- WORK TO DO -
List each line in which the string "고양아람초" appears.

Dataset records

▽

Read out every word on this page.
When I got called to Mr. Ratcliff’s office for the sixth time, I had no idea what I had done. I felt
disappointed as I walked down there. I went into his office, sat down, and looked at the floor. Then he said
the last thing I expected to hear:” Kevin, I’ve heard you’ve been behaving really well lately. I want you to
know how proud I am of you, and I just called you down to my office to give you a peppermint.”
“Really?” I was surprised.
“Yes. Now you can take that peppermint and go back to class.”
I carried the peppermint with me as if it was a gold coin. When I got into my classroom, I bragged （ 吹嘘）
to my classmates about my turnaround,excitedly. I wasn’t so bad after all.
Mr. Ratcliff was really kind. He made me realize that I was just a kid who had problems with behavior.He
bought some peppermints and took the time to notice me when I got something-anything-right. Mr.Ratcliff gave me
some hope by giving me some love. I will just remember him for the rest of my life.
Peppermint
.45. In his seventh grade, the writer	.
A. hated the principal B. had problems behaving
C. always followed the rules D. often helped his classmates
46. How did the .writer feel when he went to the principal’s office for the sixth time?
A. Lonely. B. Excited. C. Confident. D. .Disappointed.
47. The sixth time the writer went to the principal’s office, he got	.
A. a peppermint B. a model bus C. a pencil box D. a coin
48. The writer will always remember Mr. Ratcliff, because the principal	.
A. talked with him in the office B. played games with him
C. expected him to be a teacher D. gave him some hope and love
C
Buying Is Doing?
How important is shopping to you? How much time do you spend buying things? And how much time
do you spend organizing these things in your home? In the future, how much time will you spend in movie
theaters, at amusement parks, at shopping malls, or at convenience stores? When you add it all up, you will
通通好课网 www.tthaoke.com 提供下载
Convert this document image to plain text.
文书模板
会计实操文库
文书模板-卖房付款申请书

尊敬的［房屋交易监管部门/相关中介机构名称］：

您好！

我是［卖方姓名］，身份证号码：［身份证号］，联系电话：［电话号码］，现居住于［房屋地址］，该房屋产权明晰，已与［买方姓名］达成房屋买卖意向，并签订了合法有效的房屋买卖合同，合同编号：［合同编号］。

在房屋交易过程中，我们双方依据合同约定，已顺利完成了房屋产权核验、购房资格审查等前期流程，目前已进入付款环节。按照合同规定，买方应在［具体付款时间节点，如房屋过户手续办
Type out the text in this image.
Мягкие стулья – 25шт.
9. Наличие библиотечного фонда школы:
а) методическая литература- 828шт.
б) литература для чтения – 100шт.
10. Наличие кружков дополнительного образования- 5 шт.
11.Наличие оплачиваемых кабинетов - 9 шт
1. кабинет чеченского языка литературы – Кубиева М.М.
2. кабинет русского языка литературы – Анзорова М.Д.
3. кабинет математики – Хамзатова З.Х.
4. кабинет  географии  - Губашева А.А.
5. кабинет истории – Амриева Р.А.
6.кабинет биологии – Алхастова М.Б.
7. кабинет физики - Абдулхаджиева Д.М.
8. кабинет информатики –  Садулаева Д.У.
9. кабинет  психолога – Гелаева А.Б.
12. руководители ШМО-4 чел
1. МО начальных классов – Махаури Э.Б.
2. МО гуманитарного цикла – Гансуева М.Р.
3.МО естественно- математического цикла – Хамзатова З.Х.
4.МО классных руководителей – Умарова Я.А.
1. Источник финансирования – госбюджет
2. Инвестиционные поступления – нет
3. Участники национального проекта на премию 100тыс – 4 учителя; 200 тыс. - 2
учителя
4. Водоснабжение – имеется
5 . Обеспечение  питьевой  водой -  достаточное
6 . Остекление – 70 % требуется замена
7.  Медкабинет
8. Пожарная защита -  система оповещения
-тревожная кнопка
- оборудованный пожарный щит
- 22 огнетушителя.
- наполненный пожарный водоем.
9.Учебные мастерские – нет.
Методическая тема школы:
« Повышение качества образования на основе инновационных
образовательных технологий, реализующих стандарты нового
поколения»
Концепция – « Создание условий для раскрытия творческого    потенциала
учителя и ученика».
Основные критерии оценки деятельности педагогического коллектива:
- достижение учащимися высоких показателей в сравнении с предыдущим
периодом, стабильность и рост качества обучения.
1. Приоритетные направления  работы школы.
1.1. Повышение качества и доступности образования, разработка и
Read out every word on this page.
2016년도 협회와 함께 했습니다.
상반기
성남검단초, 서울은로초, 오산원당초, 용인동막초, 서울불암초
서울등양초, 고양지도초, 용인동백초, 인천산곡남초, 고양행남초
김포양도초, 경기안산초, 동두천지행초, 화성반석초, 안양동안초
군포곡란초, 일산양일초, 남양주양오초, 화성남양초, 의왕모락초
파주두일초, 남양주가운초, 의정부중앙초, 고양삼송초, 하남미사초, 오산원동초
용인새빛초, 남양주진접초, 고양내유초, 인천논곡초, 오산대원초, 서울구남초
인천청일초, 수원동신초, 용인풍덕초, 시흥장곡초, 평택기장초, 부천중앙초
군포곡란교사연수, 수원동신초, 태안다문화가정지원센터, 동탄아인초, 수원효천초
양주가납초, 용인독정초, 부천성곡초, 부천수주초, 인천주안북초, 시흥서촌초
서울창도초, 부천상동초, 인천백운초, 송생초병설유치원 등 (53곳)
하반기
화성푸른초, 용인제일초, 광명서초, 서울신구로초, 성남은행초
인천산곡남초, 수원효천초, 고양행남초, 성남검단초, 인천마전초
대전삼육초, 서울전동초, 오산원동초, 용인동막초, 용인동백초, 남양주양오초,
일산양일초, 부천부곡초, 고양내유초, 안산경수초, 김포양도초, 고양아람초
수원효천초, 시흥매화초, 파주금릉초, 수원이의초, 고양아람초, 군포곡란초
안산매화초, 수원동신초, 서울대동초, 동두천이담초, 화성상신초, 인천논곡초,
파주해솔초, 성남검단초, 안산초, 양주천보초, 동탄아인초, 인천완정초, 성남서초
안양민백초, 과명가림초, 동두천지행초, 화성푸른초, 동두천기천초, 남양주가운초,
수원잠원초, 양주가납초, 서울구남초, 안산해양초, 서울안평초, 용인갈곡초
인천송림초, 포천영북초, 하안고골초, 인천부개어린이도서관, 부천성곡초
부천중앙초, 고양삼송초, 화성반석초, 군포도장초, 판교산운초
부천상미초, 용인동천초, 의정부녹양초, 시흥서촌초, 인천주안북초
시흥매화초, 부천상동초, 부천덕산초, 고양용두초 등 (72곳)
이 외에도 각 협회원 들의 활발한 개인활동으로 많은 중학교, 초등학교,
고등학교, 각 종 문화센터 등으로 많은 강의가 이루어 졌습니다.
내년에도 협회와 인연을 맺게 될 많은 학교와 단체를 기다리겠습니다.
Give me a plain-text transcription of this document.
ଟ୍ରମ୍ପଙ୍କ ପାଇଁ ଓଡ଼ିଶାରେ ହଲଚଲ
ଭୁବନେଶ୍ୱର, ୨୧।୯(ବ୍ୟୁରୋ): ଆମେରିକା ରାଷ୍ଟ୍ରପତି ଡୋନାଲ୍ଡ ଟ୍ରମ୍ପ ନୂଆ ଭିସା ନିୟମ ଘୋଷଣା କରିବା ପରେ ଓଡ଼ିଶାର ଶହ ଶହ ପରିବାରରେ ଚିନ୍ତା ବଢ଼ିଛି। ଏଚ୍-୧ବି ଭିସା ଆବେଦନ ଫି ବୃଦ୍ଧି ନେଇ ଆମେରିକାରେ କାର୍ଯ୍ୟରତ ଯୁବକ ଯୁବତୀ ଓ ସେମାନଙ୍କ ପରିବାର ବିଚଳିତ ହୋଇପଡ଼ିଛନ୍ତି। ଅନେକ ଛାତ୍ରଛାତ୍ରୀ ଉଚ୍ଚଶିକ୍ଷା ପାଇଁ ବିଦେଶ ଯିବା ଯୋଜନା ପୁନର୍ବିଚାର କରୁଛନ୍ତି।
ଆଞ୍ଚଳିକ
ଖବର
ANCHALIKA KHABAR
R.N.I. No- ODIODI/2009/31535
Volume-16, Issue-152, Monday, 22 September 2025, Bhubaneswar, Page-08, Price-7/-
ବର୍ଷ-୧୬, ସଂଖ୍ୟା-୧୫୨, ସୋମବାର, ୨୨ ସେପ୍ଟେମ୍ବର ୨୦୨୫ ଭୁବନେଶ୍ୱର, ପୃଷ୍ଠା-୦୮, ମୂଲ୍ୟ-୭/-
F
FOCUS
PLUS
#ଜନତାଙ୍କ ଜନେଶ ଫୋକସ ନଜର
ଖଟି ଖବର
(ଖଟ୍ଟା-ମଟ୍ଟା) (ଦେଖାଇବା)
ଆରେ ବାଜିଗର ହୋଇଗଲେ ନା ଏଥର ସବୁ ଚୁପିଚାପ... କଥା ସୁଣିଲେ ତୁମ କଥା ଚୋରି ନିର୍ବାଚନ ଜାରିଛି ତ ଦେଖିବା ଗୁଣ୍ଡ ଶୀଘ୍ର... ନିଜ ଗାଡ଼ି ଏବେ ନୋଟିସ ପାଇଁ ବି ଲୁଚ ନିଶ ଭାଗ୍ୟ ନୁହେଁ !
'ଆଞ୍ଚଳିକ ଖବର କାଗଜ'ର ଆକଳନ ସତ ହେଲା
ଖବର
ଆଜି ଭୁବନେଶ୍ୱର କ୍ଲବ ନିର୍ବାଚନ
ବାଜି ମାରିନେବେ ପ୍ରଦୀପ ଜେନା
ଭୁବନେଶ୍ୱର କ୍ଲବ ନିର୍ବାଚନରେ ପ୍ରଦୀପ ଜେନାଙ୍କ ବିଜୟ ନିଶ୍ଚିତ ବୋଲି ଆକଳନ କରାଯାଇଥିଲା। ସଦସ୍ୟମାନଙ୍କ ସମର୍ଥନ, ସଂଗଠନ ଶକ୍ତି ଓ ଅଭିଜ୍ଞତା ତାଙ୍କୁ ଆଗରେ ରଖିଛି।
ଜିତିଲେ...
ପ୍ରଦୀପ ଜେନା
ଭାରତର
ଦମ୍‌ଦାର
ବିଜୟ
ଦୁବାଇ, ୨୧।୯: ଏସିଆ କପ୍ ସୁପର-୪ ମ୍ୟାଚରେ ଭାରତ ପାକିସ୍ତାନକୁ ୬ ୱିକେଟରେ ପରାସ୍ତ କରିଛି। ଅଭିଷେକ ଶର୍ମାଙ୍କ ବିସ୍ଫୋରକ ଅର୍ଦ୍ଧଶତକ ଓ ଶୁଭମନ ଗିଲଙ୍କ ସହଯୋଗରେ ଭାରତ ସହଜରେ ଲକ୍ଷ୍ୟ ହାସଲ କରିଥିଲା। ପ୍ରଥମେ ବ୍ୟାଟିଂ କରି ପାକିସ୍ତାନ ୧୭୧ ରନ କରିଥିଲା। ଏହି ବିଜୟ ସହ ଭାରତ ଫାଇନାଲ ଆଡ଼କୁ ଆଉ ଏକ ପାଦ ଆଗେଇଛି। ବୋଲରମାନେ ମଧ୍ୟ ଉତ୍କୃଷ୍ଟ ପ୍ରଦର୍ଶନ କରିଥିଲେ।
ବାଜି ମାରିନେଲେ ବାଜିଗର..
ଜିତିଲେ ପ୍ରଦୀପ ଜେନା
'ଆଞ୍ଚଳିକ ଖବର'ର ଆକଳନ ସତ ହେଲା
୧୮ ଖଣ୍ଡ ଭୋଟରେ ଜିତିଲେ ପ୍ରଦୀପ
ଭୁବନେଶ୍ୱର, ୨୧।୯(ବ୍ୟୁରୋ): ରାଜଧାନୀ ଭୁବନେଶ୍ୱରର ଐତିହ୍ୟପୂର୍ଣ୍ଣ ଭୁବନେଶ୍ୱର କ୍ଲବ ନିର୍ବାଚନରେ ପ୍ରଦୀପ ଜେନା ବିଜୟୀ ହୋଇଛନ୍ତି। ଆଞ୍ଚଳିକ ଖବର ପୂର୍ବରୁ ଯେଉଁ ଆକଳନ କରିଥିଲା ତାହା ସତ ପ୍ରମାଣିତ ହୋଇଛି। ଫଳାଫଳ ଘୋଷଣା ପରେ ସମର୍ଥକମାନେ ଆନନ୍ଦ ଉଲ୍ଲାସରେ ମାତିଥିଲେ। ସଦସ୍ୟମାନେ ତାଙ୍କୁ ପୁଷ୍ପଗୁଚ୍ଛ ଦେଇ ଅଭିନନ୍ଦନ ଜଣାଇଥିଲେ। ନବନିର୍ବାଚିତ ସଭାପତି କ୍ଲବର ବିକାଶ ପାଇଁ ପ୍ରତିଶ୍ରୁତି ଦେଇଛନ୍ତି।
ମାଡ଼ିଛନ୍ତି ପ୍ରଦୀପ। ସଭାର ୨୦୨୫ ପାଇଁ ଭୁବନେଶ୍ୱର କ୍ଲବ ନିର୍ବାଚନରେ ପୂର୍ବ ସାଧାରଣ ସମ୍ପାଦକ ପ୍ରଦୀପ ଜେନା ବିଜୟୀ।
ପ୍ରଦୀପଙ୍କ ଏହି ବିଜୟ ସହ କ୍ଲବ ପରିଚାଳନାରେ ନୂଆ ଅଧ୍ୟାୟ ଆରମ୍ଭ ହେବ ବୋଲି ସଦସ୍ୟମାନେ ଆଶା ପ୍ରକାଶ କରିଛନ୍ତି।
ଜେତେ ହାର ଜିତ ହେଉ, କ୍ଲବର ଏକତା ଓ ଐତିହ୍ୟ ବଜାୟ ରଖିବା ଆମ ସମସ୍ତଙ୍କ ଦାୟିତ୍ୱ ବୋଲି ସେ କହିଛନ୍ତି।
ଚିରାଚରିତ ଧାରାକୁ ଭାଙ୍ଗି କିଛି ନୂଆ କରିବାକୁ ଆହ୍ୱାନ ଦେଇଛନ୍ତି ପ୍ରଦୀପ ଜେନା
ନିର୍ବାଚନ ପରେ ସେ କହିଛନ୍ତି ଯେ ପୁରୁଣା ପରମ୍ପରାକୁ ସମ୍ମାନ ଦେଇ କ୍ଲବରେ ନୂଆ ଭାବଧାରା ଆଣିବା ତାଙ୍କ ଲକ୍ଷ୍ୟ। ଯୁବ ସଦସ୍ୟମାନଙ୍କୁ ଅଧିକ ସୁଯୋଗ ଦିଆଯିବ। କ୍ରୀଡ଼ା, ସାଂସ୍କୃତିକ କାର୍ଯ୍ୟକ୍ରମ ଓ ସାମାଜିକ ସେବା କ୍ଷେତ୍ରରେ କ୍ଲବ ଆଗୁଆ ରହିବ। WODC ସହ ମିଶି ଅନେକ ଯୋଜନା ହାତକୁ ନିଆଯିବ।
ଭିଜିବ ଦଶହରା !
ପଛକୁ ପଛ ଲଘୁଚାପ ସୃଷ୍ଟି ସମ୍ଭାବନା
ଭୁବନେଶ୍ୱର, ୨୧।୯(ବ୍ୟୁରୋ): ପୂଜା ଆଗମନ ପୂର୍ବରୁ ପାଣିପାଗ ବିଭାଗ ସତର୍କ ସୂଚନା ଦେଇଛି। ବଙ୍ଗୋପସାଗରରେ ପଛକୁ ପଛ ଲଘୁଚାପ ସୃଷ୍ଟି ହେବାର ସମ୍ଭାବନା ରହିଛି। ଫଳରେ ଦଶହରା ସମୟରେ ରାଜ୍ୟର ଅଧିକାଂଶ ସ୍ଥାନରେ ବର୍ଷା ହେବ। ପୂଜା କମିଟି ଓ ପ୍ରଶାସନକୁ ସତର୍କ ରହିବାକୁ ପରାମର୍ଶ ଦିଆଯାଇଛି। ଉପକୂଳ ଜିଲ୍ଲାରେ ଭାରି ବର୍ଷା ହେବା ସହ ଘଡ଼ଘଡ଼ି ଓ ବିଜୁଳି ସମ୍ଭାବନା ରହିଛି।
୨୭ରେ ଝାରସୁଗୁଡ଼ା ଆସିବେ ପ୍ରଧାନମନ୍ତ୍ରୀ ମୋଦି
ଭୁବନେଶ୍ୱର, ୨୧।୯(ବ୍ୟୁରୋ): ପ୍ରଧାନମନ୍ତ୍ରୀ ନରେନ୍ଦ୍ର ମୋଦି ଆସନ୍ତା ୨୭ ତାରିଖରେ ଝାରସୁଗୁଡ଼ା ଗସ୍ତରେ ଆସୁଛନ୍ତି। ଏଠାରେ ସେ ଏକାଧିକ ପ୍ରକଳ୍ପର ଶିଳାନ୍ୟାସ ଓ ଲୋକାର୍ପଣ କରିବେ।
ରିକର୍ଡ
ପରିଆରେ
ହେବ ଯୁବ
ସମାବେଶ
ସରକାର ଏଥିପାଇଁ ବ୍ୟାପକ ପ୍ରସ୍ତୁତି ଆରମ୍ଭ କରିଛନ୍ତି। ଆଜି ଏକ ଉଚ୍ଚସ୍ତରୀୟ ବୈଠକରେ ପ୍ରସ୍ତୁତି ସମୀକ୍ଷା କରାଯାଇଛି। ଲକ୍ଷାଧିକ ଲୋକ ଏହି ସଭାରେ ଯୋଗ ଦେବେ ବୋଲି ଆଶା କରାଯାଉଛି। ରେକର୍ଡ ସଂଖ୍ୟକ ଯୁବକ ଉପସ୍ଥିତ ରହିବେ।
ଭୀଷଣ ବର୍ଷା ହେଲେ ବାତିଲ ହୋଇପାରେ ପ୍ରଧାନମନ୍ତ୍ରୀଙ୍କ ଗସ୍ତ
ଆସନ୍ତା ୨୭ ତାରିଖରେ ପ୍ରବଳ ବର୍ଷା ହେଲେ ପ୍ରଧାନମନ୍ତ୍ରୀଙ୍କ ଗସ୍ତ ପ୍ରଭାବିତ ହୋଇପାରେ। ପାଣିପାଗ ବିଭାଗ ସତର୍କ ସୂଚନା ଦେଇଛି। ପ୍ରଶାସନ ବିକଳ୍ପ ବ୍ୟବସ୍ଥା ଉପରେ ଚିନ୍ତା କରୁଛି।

△

- EXERCISE ANSWER -
일산양일초, 부천부곡초, 고양내유초, 안산경수초, 김포양도초, 고양아람초
수원효천초, 시흥매화초, 파주금릉초, 수원이의초, 고양아람초, 군포곡란초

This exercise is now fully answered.